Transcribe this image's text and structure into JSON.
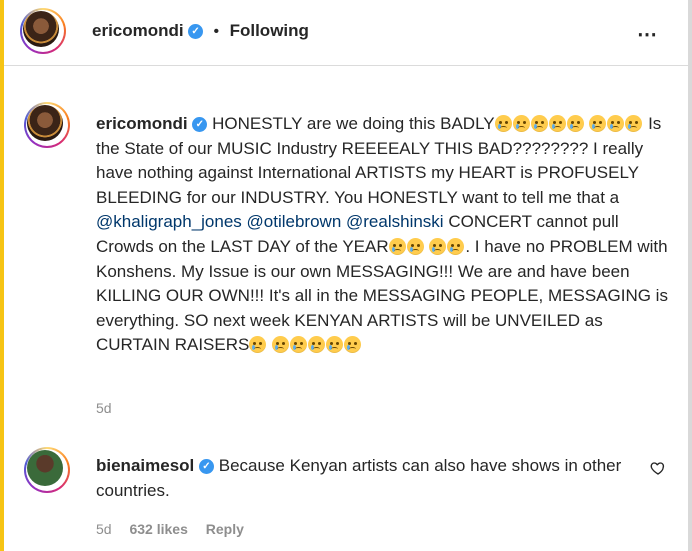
{
  "header": {
    "username": "ericomondi",
    "separator": "•",
    "follow_status": "Following",
    "more_icon": "⋯"
  },
  "caption": {
    "username": "ericomondi",
    "seg1": "HONESTLY are we doing this BADLY",
    "seg2": " Is the State of our MUSIC Industry REEEEALY THIS BAD???????? I really have nothing against International ARTISTS my HEART is PROFUSELY BLEEDING for our INDUSTRY. You HONESTLY want to tell me that a ",
    "mention1": "@khaligraph_jones",
    "mention2": "@otilebrown",
    "mention3": "@realshinski",
    "seg3": " CONCERT cannot pull Crowds on the LAST DAY of the YEAR",
    "seg4": ". I have no PROBLEM with Konshens. My Issue is our own MESSAGING!!! We are and have been KILLING OUR OWN!!! It's all in the MESSAGING PEOPLE, MESSAGING is everything. SO next week KENYAN ARTISTS will be UNVEILED as CURTAIN RAISERS",
    "time": "5d"
  },
  "comment": {
    "username": "bienaimesol",
    "text": "Because Kenyan artists can also have shows in other countries.",
    "time": "5d",
    "likes": "632 likes",
    "reply": "Reply"
  },
  "colors": {
    "verified": "#3897f0",
    "mention": "#00376b",
    "muted": "#8e8e8e"
  }
}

..........

■ What is asked
Reproduce the whole listing word for word, setting aside any pictures.

■ Result
Transcribe this image's text and structure into JSON.
{
  "header": {
    "username": "ericomondi",
    "separator": "•",
    "follow_status": "Following",
    "more_icon": "⋯"
  },
  "caption": {
    "username": "ericomondi",
    "seg1": "HONESTLY are we doing this BADLY",
    "seg2": " Is the State of our MUSIC Industry REEEEALY THIS BAD???????? I really have nothing against International ARTISTS my HEART is PROFUSELY BLEEDING for our INDUSTRY. You HONESTLY want to tell me that a ",
    "mention1": "@khaligraph_jones",
    "mention2": "@otilebrown",
    "mention3": "@realshinski",
    "seg3": " CONCERT cannot pull Crowds on the LAST DAY of the YEAR",
    "seg4": ". I have no PROBLEM with Konshens. My Issue is our own MESSAGING!!! We are and have been KILLING OUR OWN!!! It's all in the MESSAGING PEOPLE, MESSAGING is everything. SO next week KENYAN ARTISTS will be UNVEILED as CURTAIN RAISERS",
    "time": "5d"
  },
  "comment": {
    "username": "bienaimesol",
    "text": "Because Kenyan artists can also have shows in other countries.",
    "time": "5d",
    "likes": "632 likes",
    "reply": "Reply"
  },
  "colors": {
    "verified": "#3897f0",
    "mention": "#00376b",
    "muted": "#8e8e8e"
  }
}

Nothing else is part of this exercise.